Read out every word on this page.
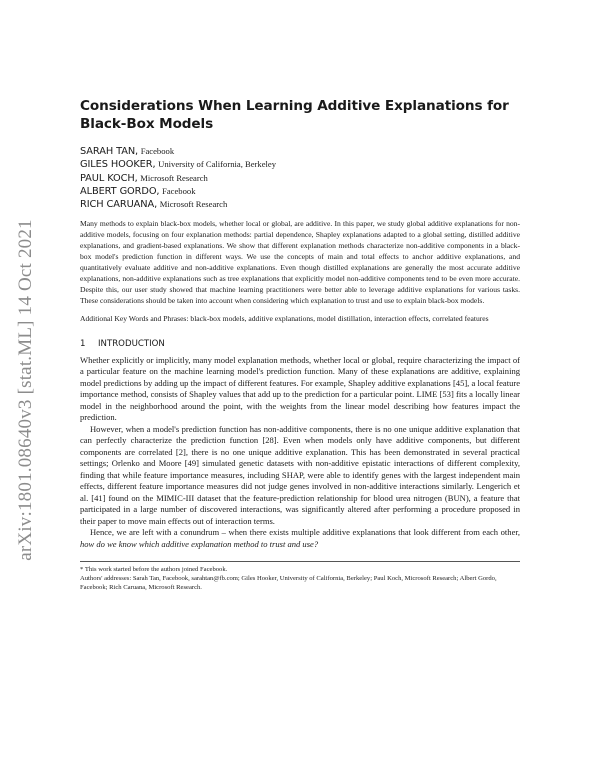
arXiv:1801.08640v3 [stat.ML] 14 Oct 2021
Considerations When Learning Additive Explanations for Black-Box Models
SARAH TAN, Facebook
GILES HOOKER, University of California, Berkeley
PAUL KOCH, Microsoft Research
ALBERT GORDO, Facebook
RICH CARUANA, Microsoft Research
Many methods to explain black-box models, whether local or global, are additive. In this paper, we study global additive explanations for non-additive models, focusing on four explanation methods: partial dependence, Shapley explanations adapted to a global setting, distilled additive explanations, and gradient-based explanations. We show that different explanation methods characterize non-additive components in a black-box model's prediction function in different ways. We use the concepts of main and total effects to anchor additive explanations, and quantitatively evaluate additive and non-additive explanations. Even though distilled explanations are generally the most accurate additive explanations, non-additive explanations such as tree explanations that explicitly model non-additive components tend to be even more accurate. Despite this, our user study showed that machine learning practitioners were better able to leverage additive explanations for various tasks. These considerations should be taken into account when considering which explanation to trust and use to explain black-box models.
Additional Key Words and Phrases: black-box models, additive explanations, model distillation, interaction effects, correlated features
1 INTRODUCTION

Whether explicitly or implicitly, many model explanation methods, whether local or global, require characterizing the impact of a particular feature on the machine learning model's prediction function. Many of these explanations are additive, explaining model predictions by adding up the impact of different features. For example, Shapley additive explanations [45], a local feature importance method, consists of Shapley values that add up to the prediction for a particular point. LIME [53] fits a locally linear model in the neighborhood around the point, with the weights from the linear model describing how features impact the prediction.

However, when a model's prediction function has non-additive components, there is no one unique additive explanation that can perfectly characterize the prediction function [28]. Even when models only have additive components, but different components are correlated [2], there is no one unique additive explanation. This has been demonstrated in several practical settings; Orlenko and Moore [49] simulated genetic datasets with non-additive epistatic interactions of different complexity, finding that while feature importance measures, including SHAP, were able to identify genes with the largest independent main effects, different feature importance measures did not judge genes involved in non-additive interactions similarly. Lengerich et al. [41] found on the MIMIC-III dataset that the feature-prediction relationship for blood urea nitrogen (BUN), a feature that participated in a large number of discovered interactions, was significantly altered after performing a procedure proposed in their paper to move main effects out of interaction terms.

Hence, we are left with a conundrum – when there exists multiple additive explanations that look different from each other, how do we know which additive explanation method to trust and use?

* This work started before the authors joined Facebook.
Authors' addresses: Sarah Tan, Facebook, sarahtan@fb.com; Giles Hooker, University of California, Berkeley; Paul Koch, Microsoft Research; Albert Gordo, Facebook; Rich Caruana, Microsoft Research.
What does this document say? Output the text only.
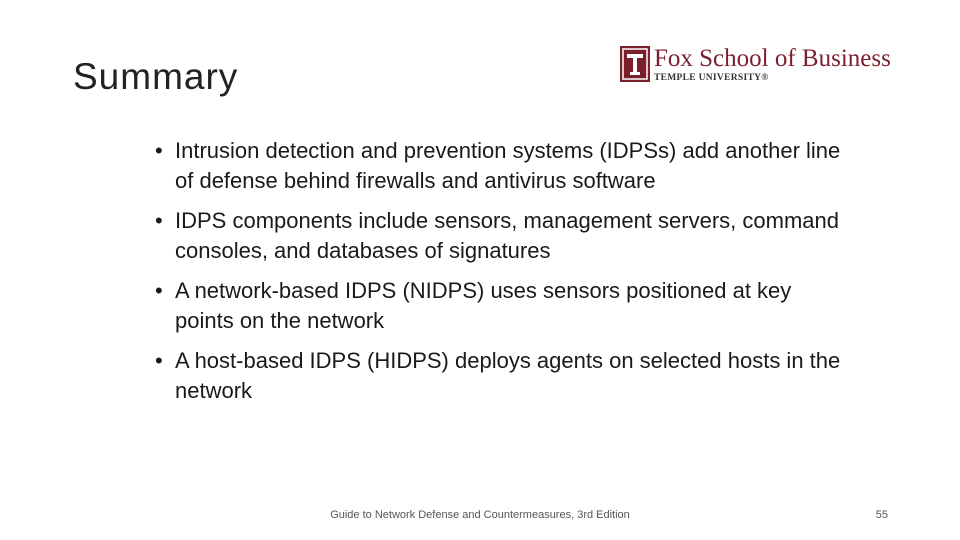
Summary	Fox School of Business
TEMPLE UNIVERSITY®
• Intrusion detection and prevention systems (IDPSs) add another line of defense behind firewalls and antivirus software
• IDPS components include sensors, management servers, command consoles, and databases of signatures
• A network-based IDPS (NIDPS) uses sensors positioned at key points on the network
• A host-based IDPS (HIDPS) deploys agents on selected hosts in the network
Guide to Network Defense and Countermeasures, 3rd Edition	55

───

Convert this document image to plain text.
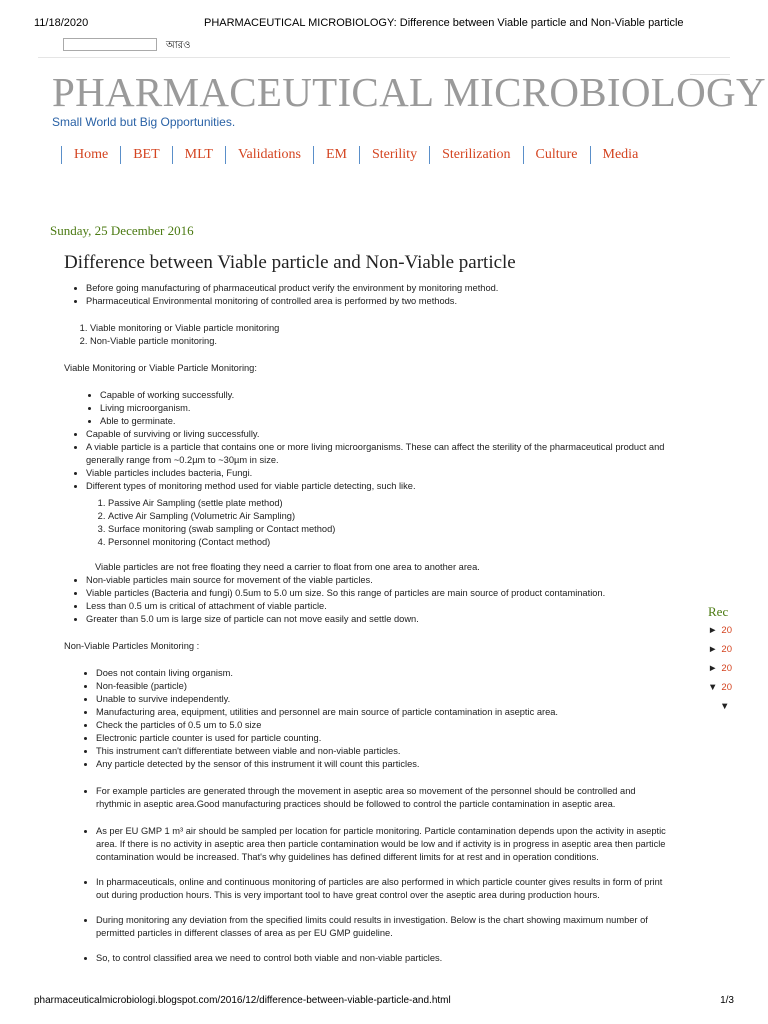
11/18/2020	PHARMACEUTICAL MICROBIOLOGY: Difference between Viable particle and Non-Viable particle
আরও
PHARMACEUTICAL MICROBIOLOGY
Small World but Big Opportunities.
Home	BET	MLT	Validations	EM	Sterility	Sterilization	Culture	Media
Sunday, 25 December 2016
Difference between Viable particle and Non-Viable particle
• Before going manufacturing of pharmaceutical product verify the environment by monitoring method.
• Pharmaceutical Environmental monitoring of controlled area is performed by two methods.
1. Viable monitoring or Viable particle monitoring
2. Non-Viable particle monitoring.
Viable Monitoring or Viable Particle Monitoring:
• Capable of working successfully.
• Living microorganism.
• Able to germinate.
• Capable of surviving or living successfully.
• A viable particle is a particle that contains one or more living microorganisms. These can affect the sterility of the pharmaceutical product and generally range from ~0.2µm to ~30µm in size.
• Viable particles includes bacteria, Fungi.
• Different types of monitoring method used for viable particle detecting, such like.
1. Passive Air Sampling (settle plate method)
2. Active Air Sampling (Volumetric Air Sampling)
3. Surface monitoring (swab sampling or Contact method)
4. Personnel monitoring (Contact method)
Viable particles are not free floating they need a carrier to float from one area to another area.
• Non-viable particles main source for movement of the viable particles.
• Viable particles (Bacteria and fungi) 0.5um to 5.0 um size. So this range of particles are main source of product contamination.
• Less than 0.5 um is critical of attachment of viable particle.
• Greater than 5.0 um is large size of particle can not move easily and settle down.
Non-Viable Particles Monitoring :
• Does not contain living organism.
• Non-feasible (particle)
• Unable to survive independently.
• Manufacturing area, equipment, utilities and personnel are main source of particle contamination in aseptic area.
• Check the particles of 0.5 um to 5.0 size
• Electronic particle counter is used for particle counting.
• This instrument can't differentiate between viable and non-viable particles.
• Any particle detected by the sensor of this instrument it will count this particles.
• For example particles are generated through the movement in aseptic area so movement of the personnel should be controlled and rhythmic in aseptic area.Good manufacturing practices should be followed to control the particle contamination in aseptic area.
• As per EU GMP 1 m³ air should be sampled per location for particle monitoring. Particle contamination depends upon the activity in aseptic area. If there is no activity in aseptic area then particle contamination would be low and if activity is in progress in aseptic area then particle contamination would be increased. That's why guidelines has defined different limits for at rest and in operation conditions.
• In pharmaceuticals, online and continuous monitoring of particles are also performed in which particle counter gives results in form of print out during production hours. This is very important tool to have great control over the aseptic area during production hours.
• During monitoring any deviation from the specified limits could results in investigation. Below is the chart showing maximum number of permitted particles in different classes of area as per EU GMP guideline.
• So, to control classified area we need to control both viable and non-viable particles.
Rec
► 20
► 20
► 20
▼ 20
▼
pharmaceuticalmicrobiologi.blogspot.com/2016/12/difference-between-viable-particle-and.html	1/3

───

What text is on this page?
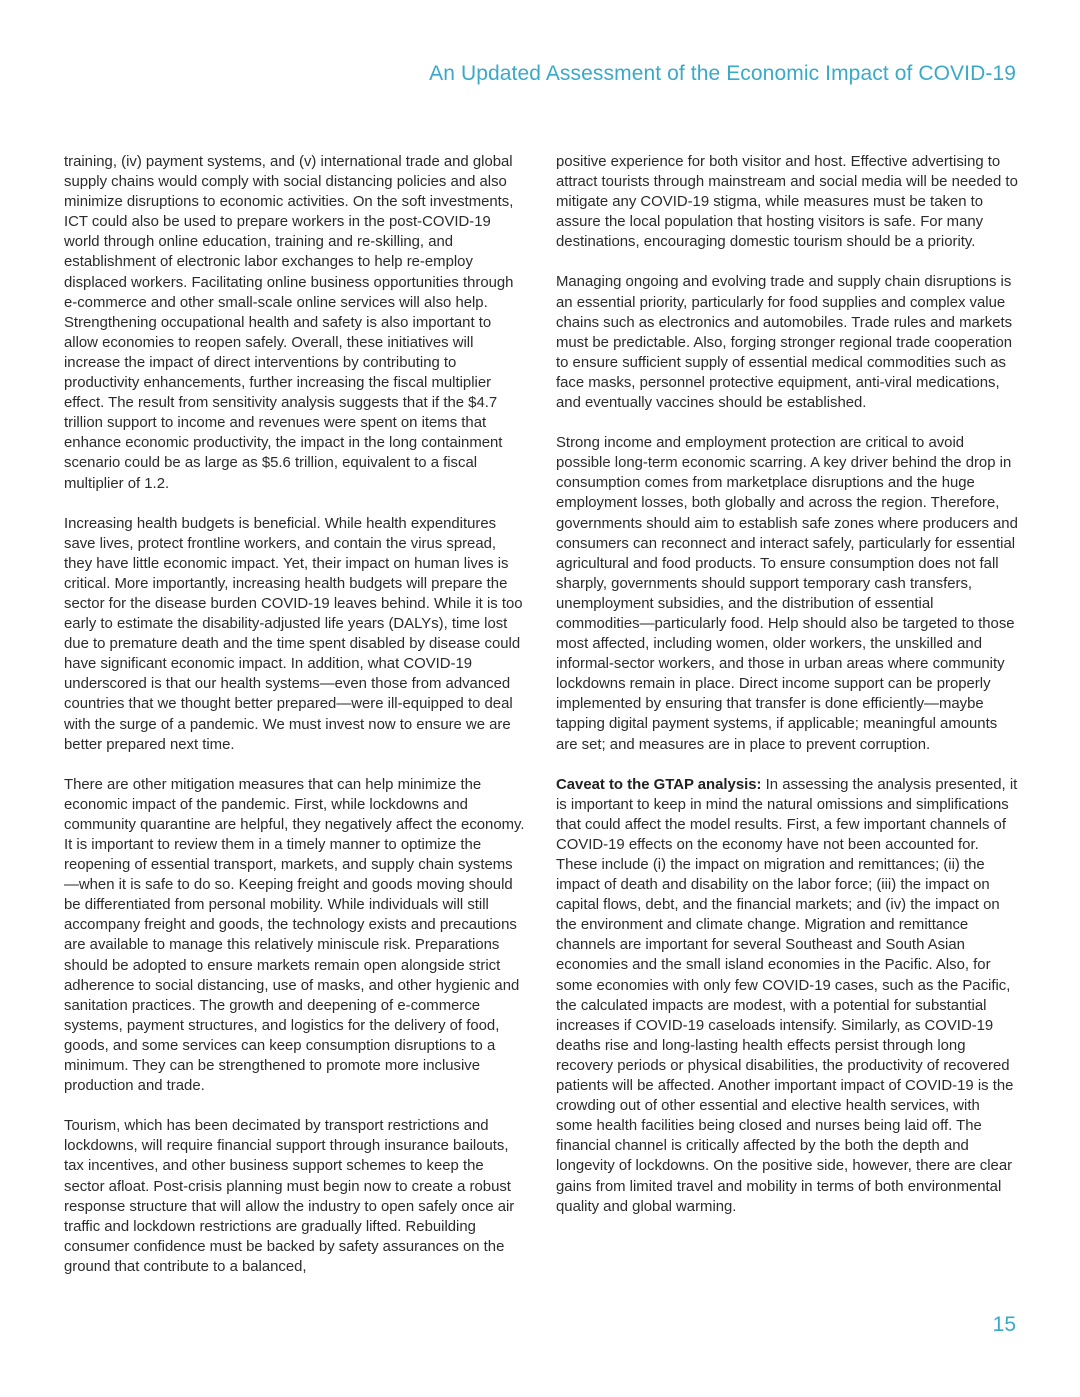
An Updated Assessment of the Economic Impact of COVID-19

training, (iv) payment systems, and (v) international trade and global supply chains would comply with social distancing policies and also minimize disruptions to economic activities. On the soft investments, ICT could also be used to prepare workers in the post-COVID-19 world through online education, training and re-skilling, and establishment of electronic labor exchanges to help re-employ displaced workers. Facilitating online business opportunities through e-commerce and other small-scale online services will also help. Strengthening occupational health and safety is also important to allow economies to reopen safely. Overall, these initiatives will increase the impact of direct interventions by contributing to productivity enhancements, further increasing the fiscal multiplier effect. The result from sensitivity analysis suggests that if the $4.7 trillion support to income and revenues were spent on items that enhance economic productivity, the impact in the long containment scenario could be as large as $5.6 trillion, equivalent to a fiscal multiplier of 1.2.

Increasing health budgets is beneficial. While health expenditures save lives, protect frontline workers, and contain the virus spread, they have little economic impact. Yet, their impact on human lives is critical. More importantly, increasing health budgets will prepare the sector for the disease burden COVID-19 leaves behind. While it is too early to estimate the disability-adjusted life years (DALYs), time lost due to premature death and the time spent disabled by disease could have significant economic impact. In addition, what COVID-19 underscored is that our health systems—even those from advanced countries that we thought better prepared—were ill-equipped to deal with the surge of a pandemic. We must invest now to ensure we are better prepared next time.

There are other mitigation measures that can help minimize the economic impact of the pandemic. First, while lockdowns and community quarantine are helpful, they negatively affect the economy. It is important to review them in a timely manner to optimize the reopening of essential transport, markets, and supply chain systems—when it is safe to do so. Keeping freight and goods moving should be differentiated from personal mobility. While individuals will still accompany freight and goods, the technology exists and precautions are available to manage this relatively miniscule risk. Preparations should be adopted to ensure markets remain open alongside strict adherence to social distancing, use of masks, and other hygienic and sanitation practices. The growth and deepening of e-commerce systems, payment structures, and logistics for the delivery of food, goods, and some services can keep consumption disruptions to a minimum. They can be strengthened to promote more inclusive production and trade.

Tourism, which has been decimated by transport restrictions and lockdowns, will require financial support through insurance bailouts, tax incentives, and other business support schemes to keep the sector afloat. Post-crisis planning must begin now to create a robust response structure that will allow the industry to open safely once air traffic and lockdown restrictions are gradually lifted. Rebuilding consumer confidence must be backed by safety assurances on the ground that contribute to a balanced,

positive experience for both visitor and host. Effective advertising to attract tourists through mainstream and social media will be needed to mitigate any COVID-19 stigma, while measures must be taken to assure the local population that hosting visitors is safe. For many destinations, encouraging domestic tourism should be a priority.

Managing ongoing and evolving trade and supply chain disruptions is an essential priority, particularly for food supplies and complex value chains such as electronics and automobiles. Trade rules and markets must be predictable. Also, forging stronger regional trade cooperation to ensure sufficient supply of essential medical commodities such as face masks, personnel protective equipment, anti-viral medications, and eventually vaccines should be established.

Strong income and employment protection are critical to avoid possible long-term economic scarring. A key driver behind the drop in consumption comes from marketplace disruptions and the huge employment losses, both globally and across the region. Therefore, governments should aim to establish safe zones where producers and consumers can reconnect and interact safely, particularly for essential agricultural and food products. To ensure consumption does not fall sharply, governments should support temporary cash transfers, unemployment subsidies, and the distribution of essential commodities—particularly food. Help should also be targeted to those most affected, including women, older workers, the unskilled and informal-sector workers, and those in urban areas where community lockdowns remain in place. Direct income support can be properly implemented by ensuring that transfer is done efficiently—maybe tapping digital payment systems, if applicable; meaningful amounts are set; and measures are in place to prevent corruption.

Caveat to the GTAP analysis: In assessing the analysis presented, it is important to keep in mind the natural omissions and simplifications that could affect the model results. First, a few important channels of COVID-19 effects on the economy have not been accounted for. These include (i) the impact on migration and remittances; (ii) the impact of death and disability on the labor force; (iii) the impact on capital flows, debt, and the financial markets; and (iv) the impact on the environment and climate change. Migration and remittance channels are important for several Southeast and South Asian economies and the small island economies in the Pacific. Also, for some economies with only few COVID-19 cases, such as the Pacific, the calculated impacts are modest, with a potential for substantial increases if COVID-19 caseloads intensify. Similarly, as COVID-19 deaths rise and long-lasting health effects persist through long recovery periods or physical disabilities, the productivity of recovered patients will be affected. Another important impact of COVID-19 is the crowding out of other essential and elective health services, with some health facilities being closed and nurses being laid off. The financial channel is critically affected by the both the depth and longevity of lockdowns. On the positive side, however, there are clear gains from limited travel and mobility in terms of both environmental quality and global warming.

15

───

-- Work to be completed --
Determine how many lines of this listing contain "document", and give only the number.

-- Answer box --
2